Show all lines holding the string "Gráfico".

········

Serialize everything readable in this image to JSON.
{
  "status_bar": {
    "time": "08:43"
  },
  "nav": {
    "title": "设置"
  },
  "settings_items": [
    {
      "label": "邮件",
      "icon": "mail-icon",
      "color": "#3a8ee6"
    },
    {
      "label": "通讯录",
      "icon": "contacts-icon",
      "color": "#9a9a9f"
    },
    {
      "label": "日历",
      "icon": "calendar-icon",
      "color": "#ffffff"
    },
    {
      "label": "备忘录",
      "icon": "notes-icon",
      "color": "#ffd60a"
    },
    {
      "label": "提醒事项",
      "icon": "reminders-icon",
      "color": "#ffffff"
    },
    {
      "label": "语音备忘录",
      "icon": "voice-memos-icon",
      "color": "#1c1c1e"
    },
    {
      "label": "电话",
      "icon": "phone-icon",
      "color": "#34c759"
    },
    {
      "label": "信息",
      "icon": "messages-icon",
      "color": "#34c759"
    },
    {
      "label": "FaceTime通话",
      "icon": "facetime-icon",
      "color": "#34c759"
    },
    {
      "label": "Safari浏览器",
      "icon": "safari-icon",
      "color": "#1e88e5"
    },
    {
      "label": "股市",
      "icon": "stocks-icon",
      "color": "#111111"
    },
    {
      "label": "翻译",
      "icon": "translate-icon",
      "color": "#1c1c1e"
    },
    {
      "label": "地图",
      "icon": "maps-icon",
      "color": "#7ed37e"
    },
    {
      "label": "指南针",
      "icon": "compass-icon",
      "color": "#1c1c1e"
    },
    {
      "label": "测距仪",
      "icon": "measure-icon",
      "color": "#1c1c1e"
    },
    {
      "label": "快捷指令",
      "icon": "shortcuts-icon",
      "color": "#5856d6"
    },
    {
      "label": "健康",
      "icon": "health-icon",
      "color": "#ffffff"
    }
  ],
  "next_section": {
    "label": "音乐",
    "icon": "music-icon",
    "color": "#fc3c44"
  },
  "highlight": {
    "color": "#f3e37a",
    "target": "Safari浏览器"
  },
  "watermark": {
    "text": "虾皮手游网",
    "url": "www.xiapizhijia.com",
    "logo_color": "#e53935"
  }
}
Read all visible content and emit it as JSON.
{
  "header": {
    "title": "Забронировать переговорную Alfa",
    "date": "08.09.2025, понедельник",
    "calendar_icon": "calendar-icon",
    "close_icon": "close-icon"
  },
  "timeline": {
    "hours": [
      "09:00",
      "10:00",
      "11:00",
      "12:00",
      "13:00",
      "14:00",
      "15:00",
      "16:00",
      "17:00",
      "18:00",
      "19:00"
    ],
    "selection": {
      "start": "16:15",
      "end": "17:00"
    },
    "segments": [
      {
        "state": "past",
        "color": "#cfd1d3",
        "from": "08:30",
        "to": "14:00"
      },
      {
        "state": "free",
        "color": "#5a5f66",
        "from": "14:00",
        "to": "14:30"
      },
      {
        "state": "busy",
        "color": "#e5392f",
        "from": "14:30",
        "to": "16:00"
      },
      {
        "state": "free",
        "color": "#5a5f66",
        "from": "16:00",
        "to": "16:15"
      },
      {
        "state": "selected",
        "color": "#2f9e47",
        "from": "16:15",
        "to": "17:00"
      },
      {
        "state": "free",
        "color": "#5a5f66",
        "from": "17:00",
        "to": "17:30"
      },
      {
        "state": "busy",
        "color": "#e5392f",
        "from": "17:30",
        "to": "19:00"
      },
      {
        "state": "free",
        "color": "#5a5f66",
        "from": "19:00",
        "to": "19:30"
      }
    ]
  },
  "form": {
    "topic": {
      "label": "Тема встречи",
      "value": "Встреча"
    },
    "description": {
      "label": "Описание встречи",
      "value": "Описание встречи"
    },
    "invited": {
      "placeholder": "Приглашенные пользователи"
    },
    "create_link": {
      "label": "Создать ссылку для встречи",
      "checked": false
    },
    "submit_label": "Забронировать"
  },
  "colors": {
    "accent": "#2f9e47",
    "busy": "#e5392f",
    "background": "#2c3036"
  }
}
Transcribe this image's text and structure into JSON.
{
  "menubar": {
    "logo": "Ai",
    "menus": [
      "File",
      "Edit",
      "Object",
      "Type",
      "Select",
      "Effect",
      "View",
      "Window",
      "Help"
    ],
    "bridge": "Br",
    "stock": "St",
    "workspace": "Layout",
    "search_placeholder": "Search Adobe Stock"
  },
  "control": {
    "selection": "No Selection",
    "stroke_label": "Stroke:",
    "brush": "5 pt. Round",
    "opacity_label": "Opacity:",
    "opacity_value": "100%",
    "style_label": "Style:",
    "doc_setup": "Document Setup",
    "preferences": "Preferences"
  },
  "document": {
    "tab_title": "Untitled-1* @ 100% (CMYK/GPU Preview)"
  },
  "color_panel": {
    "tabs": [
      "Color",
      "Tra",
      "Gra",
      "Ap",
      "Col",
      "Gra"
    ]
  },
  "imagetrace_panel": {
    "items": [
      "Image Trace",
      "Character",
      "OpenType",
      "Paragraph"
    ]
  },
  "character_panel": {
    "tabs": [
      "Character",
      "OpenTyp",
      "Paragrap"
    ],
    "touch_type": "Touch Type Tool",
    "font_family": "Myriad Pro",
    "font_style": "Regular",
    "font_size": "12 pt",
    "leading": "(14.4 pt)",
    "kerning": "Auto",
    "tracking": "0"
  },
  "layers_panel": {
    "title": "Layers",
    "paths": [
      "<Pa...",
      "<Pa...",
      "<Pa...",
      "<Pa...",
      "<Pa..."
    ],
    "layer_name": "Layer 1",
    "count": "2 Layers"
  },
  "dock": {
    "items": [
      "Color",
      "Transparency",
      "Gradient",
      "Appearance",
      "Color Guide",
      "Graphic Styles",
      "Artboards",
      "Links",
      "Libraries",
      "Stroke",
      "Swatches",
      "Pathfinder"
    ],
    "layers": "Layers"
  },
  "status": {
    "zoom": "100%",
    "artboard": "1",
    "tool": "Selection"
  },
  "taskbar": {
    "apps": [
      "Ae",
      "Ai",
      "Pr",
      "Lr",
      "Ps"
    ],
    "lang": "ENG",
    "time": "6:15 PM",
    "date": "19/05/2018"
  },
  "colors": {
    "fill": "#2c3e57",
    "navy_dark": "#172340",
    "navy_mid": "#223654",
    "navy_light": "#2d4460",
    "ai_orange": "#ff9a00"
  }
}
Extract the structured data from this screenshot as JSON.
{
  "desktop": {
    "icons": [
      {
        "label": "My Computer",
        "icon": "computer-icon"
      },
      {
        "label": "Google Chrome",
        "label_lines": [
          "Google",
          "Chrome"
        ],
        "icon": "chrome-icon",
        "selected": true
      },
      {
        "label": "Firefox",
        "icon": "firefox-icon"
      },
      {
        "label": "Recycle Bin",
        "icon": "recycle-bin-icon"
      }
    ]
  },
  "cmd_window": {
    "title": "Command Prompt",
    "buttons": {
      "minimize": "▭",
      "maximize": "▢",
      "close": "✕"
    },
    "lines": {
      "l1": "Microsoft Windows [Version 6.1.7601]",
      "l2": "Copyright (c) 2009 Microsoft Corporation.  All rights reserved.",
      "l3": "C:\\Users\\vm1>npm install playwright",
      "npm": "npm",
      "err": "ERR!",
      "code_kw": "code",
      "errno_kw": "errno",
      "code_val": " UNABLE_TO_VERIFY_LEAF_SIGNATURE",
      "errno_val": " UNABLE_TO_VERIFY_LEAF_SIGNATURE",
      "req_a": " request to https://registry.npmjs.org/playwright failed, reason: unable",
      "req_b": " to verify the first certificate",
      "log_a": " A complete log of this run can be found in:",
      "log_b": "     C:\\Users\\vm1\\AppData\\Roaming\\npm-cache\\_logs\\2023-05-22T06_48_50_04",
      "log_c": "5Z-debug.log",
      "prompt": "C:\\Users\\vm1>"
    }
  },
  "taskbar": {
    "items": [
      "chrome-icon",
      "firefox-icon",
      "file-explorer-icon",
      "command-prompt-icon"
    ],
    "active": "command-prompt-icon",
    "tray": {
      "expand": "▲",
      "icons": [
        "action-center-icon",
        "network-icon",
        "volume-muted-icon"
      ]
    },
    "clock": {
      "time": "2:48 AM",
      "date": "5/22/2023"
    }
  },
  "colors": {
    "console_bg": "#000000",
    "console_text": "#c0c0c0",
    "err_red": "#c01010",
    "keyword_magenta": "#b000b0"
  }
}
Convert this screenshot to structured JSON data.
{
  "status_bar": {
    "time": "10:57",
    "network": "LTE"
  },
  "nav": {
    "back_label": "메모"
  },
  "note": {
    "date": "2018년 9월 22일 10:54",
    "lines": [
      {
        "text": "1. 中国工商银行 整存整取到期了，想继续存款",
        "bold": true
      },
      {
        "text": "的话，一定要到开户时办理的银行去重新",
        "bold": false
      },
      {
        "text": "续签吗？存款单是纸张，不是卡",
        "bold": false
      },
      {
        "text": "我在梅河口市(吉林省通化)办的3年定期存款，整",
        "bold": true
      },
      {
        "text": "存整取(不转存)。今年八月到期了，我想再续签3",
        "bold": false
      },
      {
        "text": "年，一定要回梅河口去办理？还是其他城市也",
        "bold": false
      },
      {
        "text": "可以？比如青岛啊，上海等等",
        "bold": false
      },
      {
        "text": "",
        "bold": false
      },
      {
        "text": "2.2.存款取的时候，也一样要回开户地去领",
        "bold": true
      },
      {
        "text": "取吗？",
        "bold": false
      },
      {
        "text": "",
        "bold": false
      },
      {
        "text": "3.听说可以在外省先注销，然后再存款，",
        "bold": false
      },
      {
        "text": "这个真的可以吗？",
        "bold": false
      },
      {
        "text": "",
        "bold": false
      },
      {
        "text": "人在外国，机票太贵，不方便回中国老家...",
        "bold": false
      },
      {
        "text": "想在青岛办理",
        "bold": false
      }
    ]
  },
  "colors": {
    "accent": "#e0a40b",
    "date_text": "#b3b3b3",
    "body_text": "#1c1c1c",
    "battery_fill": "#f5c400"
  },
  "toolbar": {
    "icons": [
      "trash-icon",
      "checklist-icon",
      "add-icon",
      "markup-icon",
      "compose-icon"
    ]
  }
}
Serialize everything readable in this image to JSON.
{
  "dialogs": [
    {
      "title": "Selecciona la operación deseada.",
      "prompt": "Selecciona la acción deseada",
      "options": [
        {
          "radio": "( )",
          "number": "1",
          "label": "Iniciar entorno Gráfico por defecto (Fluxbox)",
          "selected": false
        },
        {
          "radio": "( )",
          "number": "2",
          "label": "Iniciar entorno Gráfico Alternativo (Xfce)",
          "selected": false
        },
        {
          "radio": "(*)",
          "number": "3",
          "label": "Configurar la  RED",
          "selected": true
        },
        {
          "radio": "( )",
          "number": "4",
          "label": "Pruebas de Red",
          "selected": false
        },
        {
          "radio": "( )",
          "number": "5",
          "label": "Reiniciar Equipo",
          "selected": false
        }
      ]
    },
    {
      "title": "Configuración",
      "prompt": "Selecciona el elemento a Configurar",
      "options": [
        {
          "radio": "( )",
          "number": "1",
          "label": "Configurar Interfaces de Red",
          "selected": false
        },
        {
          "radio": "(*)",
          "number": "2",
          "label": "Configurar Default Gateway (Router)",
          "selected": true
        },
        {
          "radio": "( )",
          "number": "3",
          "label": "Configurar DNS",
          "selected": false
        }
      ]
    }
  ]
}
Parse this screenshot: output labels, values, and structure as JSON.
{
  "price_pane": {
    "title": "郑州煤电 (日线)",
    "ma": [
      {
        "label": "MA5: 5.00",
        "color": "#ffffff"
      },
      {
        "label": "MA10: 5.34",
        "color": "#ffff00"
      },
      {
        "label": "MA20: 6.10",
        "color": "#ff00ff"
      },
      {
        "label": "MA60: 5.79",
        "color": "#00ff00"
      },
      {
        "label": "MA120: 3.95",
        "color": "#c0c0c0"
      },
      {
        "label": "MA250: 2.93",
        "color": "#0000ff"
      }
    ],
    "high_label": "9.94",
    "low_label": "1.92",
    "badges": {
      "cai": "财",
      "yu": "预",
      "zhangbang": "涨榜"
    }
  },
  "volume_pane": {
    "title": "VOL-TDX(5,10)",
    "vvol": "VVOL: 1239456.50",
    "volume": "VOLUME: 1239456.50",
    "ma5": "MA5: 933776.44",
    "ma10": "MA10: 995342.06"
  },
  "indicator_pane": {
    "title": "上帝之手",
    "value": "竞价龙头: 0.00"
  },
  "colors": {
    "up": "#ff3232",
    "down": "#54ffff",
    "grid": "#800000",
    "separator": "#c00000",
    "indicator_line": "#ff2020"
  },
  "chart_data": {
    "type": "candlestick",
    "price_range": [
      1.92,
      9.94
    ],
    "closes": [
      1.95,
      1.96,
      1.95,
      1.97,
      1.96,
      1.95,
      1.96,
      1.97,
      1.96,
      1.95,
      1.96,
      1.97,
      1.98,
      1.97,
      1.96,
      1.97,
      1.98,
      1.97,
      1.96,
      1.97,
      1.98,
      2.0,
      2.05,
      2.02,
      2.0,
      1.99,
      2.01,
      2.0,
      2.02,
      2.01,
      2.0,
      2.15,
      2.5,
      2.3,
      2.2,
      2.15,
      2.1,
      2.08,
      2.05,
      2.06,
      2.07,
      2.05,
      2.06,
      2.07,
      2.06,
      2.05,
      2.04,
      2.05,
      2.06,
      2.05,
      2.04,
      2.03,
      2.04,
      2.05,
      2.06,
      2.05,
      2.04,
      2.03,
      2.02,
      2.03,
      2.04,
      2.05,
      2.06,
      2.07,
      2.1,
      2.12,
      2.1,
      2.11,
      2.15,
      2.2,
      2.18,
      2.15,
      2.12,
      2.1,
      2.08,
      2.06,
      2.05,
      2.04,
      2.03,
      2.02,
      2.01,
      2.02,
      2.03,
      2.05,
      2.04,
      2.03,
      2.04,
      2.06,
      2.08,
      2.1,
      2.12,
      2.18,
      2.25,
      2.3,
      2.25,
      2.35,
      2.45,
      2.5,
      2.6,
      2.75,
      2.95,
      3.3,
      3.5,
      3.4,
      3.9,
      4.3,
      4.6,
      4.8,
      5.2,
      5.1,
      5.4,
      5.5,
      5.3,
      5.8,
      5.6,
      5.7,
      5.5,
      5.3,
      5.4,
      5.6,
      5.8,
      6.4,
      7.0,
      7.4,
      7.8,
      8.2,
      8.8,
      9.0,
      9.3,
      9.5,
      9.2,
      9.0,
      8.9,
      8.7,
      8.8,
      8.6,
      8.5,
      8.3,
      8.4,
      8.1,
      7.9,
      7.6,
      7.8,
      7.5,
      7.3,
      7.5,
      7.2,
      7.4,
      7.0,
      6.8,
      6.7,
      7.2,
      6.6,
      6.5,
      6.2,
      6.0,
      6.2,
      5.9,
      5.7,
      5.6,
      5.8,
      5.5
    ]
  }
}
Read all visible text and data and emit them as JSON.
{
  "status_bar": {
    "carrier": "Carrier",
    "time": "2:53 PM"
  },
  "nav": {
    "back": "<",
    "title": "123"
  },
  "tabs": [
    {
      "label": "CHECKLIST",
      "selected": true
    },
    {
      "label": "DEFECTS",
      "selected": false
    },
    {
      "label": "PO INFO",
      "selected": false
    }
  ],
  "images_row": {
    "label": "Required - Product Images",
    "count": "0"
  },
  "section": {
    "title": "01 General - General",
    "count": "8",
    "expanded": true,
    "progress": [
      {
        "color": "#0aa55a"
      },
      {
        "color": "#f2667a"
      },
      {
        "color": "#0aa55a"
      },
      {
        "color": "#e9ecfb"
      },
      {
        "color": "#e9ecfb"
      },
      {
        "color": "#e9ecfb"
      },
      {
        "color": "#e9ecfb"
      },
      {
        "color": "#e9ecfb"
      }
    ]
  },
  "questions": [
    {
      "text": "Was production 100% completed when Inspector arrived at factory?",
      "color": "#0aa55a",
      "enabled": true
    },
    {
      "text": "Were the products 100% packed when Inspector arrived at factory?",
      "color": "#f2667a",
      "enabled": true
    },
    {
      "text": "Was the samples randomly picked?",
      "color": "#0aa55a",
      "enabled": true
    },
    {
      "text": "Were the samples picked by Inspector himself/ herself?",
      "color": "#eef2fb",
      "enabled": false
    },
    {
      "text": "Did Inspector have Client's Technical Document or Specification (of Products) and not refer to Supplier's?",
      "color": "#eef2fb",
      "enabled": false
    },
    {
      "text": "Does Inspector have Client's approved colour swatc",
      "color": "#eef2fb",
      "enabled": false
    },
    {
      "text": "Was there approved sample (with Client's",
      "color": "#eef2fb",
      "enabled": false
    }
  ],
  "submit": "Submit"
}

········

■ EXERCISE RESPONSE ■
          "label": "Iniciar entorno Gráfico por defecto (Fluxbox)",
          "label": "Iniciar entorno Gráfico Alternativo (Xfce)",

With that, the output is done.